【Java爬虫】爬取南通大学教务系统成绩计算绩点

  以前写过一个python版的,但是想做一个jsp网页版的,就又用Java有写了一下。

  具体地址的分析过程在这里,这里简单说一下HttpCliet的Get,Post方法的使用

           1.Get请求方法

//创建一个浏览器客户端
CloseableHttpClient httpClient = HttpClients.createDefault();
//要Get的地址
String url1="http://www.baidu.com";				
//创建一个Get请求
HttpGet baidu=new HttpGet(url1);
//用上面创建的浏览器客户端执行该请求
CloseableHttpResponse res=httpClient.execute(baidu);
//用响应创建一个http实体并获得输入流
HttpEntity he=res.getEntity();
InputStream in=he.getContent();
//将获得的流写到本地磁盘
FileOutputStream out=new FileOutputStream("baidu.html'");
byte[] buffer=new byte[1024];
int count=-1;
while((count=in.read(buffer))!=-1)
{
	out.write(buffer, 0, count);
}
in.close();
out.close();

   2.Post请求方法

CloseableHttpClient httpClient = HttpClients.createDefault();
String url="http://××××.××××.com?#";	
//要提交的参数username,password				
List<NameValuePair> list = new ArrayList<NameValuePair>();
list.add(new BasicNameValuePair("Username","Name"));
list.add(new BasicNameValuePair("Password","××××××"));
//转换编码
UrlEncodedFormEntity entity = new UrlEncodedFormEntity(list,"utf-8"); 
//创建Post请求
HttpPost httpPost=new HttpPost(url);
//为请求设置参数
httpPost.setEntity(entity);
//获得响应,输入流并写入本地磁盘
CloseableHttpResponse res=httpClient.execute(httpPost);
HttpEntity he=res.getEntity();
InputStream in=he.getContent();
FileOutputStream out=new FileOutputStream("××××.×××");
byte[] buffer=new byte[1024];
int count=-1;
while((count=in.read(buffer))!=-1)

数据行:

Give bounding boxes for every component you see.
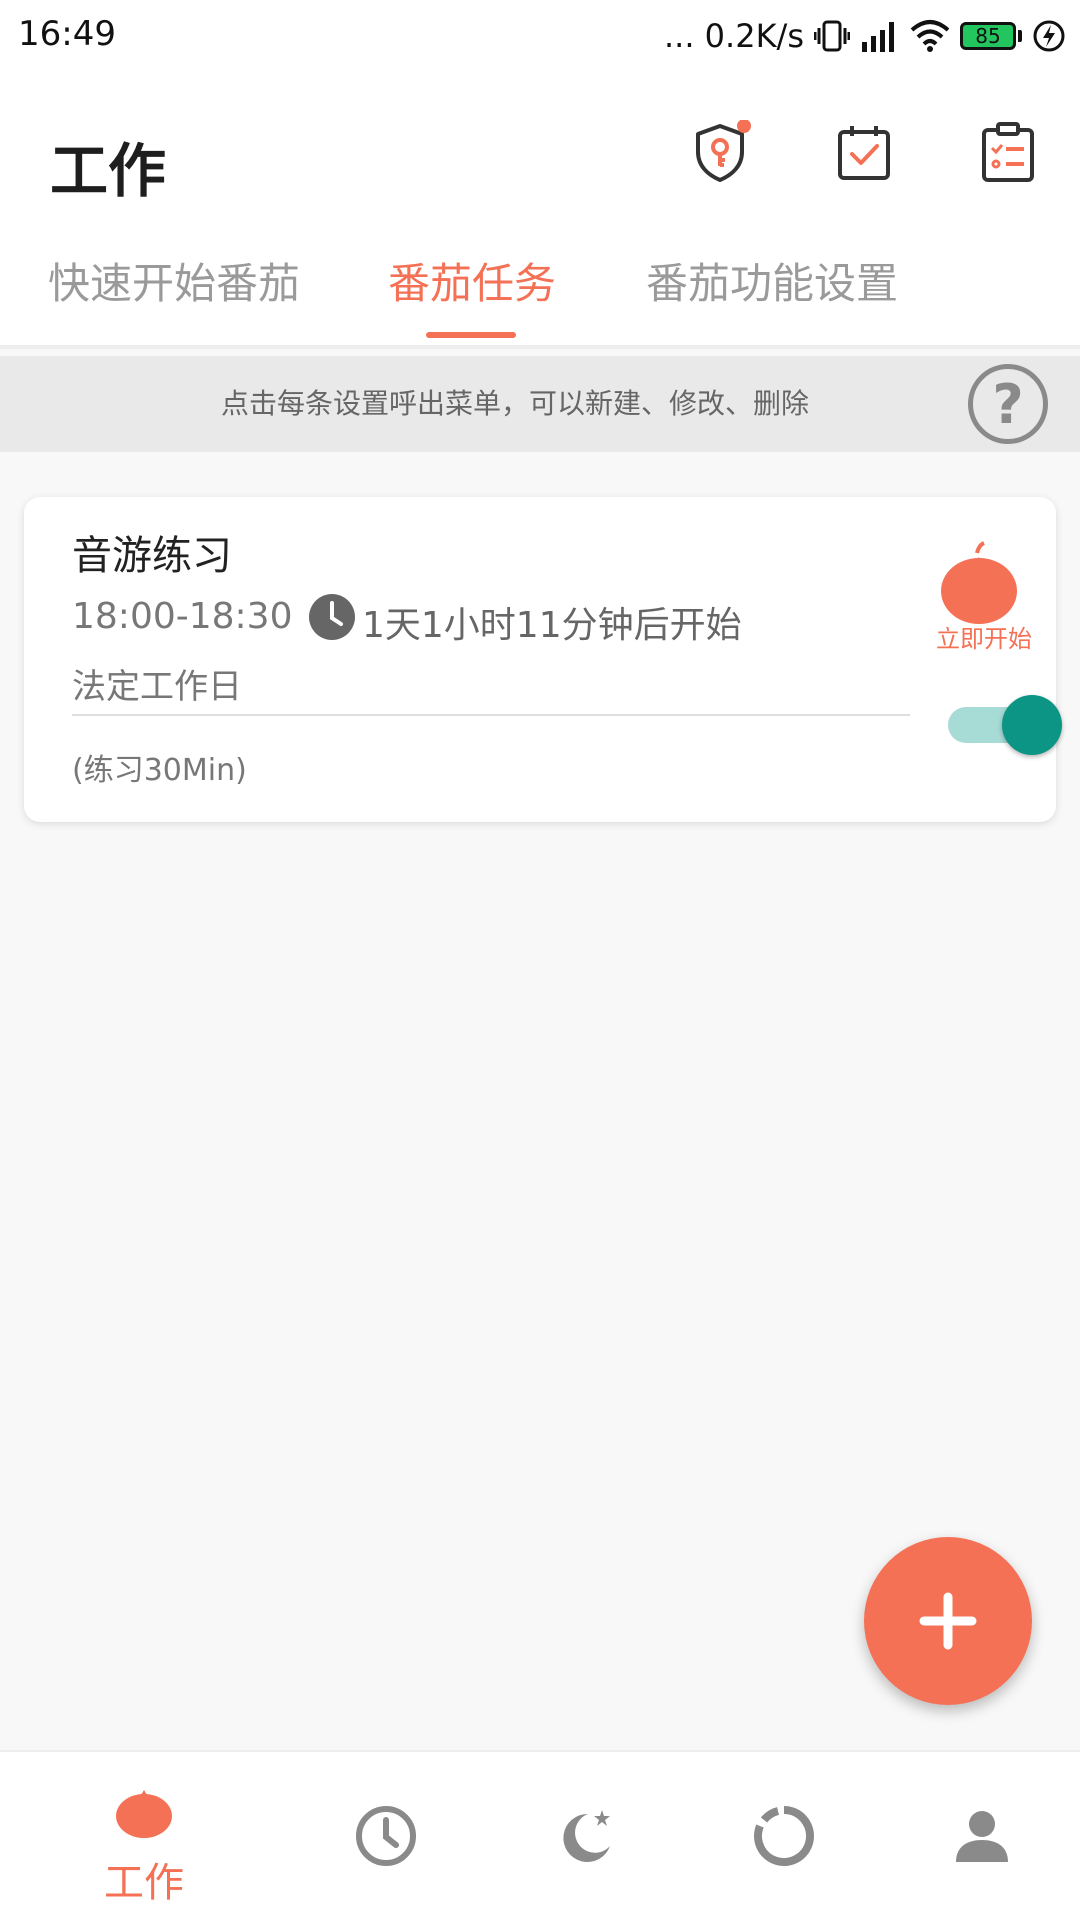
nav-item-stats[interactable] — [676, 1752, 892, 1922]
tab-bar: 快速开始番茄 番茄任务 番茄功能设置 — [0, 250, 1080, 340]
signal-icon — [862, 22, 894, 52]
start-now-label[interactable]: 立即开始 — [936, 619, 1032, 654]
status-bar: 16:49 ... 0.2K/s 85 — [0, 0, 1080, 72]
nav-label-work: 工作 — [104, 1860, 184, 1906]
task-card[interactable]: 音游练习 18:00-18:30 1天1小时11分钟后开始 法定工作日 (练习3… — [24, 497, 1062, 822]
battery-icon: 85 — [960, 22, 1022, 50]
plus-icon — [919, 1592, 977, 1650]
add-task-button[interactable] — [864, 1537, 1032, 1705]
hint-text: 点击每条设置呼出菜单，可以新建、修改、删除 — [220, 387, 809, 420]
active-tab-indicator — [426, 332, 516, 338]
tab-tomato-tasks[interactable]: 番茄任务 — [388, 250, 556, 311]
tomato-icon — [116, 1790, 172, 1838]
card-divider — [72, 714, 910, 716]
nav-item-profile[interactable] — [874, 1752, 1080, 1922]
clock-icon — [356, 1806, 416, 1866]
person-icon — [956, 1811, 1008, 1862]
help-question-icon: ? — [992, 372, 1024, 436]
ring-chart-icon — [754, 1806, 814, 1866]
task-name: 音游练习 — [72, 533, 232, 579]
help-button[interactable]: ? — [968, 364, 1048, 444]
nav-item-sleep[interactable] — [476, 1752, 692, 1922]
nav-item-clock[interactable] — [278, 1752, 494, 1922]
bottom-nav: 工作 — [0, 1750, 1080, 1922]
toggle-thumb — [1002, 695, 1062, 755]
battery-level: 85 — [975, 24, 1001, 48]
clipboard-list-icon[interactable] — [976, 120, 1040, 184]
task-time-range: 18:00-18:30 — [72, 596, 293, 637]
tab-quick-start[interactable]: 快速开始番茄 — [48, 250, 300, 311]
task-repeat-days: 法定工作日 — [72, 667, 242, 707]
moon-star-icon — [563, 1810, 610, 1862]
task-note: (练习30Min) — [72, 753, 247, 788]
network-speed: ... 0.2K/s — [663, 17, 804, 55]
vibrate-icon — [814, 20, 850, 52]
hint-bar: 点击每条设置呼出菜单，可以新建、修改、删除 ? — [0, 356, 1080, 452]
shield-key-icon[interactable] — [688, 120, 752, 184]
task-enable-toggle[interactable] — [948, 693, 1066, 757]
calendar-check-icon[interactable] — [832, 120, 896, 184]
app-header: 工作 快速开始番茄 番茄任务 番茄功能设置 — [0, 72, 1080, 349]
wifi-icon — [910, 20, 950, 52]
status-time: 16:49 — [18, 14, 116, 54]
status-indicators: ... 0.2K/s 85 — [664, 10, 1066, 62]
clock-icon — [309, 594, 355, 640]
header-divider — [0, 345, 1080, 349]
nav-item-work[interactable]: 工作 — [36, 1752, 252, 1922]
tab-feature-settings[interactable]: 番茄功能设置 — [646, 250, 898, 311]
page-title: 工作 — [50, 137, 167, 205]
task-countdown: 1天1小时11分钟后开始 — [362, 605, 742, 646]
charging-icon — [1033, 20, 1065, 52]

任务说明:
A. 在这篇Java爬虫文章里,作者以前用哪种语言写过同样的程序?
B. 从这篇Java爬虫文章停下的地方接着往下写。

参考答案:
A. 作者以前写过一个Python版。

B.
{
	out.write(buffer, 0, count);
}
in.close();
out.close();

爬虫的完整代码:

import org.apache.http.impl.client.CloseableHttpClient;
import org.apache.http.impl.client.HttpClients;
import org.apache.http.message.BasicNameValuePair;

import java.io.FileOutputStream;
import java.io.IOException;
import java.io.InputStream;
import java.io.UnsupportedEncodingException;
import java.util.ArrayList;
import java.util.List;
import java.util.Scanner;
import java.util.regex.Pattern;
import java.util.regex.Matcher;

import org.apache.http.HttpEntity;
import org.apache.http.NameValuePair;
import org.apache.http.client.ClientProtocolException;
import org.apache.http.client.entity.UrlEncodedFormEntity;
import org.apache.http.client.methods.*;


public class spider02 {
	public static void main(String[] args) throws ClientProtocolException, IOException
	{
		@SuppressWarnings("resource")
		
		Scanner cin=new Scanner(System.in);							
		doon asd=new doon();
		asd.getyzm();
		String yzm=cin.nextLine();						//测试
		String stop="1";
		while(!stop.equals("#"))
		{
			stop=cin.nextLine();
			System.out.println(stop);
			if(stop.equals("n"))
			{
				Matcher name=asd.patternname(asd.getname());
				while(name.find())
					System.out.println(name.group(1));
			}
			if(stop.equals("s"))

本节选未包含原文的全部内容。